• _Aim of the task_
Return all lines where the word "emoji" can be found.

• _Working data_
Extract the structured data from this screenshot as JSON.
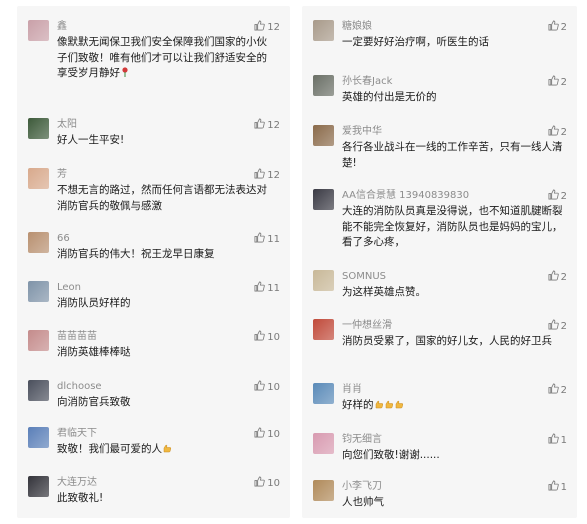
{
  "left": [
    {
      "name": "鑫",
      "text": "像默默无闻保卫我们安全保障我们国家的小伙子们致敬！唯有他们才可以让我们舒适安全的享受岁月静好",
      "emoji": "rose",
      "likes": "12",
      "avatar": "#c9a0a8"
    },
    {
      "name": "太阳",
      "text": "好人一生平安!",
      "likes": "12",
      "avatar": "#3d5a3a"
    },
    {
      "name": "芳",
      "text": "不想无言的路过，然而任何言语都无法表达对消防官兵的敬佩与感激",
      "likes": "12",
      "avatar": "#d8a98c"
    },
    {
      "name": "66",
      "text": "消防官兵的伟大！祝王龙早日康复",
      "likes": "11",
      "avatar": "#b89070"
    },
    {
      "name": "Leon",
      "text": "消防队员好样的",
      "likes": "11",
      "avatar": "#7f93a8"
    },
    {
      "name": "苗苗苗苗",
      "text": "消防英雄棒棒哒",
      "likes": "10",
      "avatar": "#c48b8b"
    },
    {
      "name": "dlchoose",
      "text": "向消防官兵致敬",
      "likes": "10",
      "avatar": "#4a4f5c"
    },
    {
      "name": "君临天下",
      "text": "致敬！我们最可爱的人",
      "emoji": "thumb",
      "likes": "10",
      "avatar": "#5a7fb8"
    },
    {
      "name": "大连万达",
      "text": "此致敬礼!",
      "likes": "10",
      "avatar": "#33333a"
    }
  ],
  "right": [
    {
      "name": "糖娘娘",
      "text": "一定要好好治疗啊，听医生的话",
      "likes": "2",
      "avatar": "#a89a8a"
    },
    {
      "name": "孙长春Jack",
      "text": "英雄的付出是无价的",
      "likes": "2",
      "avatar": "#6a6f66"
    },
    {
      "name": "爱我中华",
      "text": "各行各业战斗在一线的工作辛苦，只有一线人清楚!",
      "likes": "2",
      "avatar": "#8a6a4a"
    },
    {
      "name": "AA信合景慧 13940839830",
      "text": "大连的消防队员真是没得说，也不知道肌腱断裂能不能完全恢复好，消防队员也是妈妈的宝儿，看了多心疼，",
      "likes": "2",
      "avatar": "#3a3a44"
    },
    {
      "name": "SOMNUS",
      "text": "为这样英雄点赞。",
      "likes": "2",
      "avatar": "#c8b898"
    },
    {
      "name": "一仲想丝滑",
      "text": "消防员受累了，国家的好儿女，人民的好卫兵",
      "likes": "2",
      "avatar": "#c04a3a"
    },
    {
      "name": "肖肖",
      "text": "好样的",
      "emoji": "thumbs3",
      "likes": "2",
      "avatar": "#5a8ab8"
    },
    {
      "name": "钧无细言",
      "text": "向您们致敬!谢谢......",
      "likes": "1",
      "avatar": "#d89ab0"
    },
    {
      "name": "小李飞刀",
      "text": "人也帅气",
      "likes": "1",
      "avatar": "#b08a5a"
    }
  ],
  "colors": {
    "panel": "#f6f6f6",
    "name": "#8c8c8c",
    "text": "#1a1a1a"
  }
}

• _In response_
      "emoji": "rose",
      "emoji": "thumb",
      "emoji": "thumbs3",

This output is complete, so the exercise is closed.